Task to complete — Reproduce every line of the material below verbatim, with no changes of any kind.

══ Entries ══

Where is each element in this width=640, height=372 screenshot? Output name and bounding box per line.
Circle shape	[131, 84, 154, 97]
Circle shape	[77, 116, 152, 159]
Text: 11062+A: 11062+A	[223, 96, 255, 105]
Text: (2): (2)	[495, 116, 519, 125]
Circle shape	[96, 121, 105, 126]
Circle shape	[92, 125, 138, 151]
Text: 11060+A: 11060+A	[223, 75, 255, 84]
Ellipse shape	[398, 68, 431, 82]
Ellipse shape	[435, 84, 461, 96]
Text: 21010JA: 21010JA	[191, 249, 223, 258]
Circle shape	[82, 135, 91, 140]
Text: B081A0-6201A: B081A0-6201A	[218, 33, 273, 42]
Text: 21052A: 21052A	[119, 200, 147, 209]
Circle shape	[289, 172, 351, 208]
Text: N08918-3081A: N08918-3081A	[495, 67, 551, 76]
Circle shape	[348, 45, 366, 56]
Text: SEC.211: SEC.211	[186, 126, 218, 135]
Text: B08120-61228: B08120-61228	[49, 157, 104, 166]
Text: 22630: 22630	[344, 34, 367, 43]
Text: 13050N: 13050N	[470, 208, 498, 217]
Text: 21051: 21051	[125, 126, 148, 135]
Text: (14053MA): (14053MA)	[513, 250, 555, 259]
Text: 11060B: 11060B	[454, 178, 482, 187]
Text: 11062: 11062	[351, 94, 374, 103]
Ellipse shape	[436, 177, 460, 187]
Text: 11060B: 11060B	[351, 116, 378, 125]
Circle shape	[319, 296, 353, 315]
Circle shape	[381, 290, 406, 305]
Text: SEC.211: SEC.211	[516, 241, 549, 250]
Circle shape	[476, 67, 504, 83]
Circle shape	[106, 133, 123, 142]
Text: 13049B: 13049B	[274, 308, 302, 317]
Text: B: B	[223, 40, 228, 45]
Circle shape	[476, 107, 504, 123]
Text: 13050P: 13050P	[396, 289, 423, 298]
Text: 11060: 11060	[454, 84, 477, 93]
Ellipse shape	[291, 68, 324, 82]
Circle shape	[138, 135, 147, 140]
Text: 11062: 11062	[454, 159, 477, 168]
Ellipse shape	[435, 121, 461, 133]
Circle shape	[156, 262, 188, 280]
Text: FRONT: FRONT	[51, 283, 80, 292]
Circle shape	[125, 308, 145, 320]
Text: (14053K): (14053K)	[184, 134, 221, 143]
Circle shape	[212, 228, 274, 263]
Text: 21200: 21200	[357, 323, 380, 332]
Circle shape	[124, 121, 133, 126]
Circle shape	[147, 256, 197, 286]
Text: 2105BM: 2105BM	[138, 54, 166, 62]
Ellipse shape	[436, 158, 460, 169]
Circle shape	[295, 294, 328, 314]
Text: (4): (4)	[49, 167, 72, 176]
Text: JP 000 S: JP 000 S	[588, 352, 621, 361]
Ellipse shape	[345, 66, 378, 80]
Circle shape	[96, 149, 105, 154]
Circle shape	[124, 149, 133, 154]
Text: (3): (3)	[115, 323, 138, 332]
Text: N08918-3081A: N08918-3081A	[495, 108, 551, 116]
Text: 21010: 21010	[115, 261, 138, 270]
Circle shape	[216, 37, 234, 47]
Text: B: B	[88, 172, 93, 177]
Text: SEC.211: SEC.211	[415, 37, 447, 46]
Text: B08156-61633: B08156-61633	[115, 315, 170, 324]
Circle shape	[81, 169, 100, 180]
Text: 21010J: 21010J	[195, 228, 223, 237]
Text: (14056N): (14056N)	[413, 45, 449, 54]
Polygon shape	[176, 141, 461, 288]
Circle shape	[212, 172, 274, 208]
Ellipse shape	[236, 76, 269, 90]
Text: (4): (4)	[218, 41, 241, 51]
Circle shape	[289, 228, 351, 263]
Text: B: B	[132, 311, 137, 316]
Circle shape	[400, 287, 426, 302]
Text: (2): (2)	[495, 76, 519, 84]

═══

Answer for this exercise —
Where is each element in this width=640, height=372 screenshot? Output name and bounding box per line.
Circle shape	[131, 84, 154, 97]
Circle shape	[77, 116, 152, 159]
Text: 11062+A: 11062+A	[223, 96, 255, 105]
Text: (2): (2)	[495, 116, 519, 125]
Circle shape	[96, 121, 105, 126]
Circle shape	[92, 125, 138, 151]
Text: 11060+A: 11060+A	[223, 75, 255, 84]
Ellipse shape	[398, 68, 431, 82]
Ellipse shape	[435, 84, 461, 96]
Text: 21010JA: 21010JA	[191, 249, 223, 258]
Circle shape	[82, 135, 91, 140]
Text: B081A0-6201A: B081A0-6201A	[218, 33, 273, 42]
Text: 21052A: 21052A	[119, 200, 147, 209]
Circle shape	[289, 172, 351, 208]
Text: N08918-3081A: N08918-3081A	[495, 67, 551, 76]
Circle shape	[348, 45, 366, 56]
Text: SEC.211: SEC.211	[186, 126, 218, 135]
Text: B08120-61228: B08120-61228	[49, 157, 104, 166]
Text: 22630: 22630	[344, 34, 367, 43]
Text: 13050N: 13050N	[470, 208, 498, 217]
Text: 21051: 21051	[125, 126, 148, 135]
Text: (14053MA): (14053MA)	[513, 250, 555, 259]
Text: 11060B: 11060B	[454, 178, 482, 187]
Text: 11062: 11062	[351, 94, 374, 103]
Ellipse shape	[436, 177, 460, 187]
Text: 11060B: 11060B	[351, 116, 378, 125]
Circle shape	[319, 296, 353, 315]
Circle shape	[381, 290, 406, 305]
Text: SEC.211: SEC.211	[516, 241, 549, 250]
Circle shape	[476, 67, 504, 83]
Circle shape	[106, 133, 123, 142]
Text: 13049B: 13049B	[274, 308, 302, 317]
Text: B: B	[223, 40, 228, 45]
Circle shape	[476, 107, 504, 123]
Text: 13050P: 13050P	[396, 289, 423, 298]
Text: 11060: 11060	[454, 84, 477, 93]
Ellipse shape	[291, 68, 324, 82]
Circle shape	[138, 135, 147, 140]
Text: 11062: 11062	[454, 159, 477, 168]
Ellipse shape	[435, 121, 461, 133]
Circle shape	[156, 262, 188, 280]
Text: FRONT: FRONT	[51, 283, 80, 292]
Circle shape	[125, 308, 145, 320]
Text: (14053K): (14053K)	[184, 134, 221, 143]
Circle shape	[212, 228, 274, 263]
Text: 21200: 21200	[357, 323, 380, 332]
Circle shape	[124, 121, 133, 126]
Circle shape	[147, 256, 197, 286]
Text: 2105BM: 2105BM	[138, 54, 166, 62]
Ellipse shape	[436, 158, 460, 169]
Circle shape	[295, 294, 328, 314]
Text: (4): (4)	[49, 167, 72, 176]
Text: JP 000 S: JP 000 S	[588, 352, 621, 361]
Ellipse shape	[345, 66, 378, 80]
Circle shape	[96, 149, 105, 154]
Circle shape	[124, 149, 133, 154]
Text: (3): (3)	[115, 323, 138, 332]
Text: N08918-3081A: N08918-3081A	[495, 108, 551, 116]
Text: 21010: 21010	[115, 261, 138, 270]
Circle shape	[216, 37, 234, 47]
Text: B: B	[88, 172, 93, 177]
Text: SEC.211: SEC.211	[415, 37, 447, 46]
Text: B08156-61633: B08156-61633	[115, 315, 170, 324]
Circle shape	[81, 169, 100, 180]
Text: 21010J: 21010J	[195, 228, 223, 237]
Text: (14056N): (14056N)	[413, 45, 449, 54]
Polygon shape	[176, 141, 461, 288]
Circle shape	[212, 172, 274, 208]
Ellipse shape	[236, 76, 269, 90]
Text: (4): (4)	[218, 41, 241, 51]
Circle shape	[289, 228, 351, 263]
Text: B: B	[132, 311, 137, 316]
Circle shape	[400, 287, 426, 302]
Text: (2): (2)	[495, 76, 519, 84]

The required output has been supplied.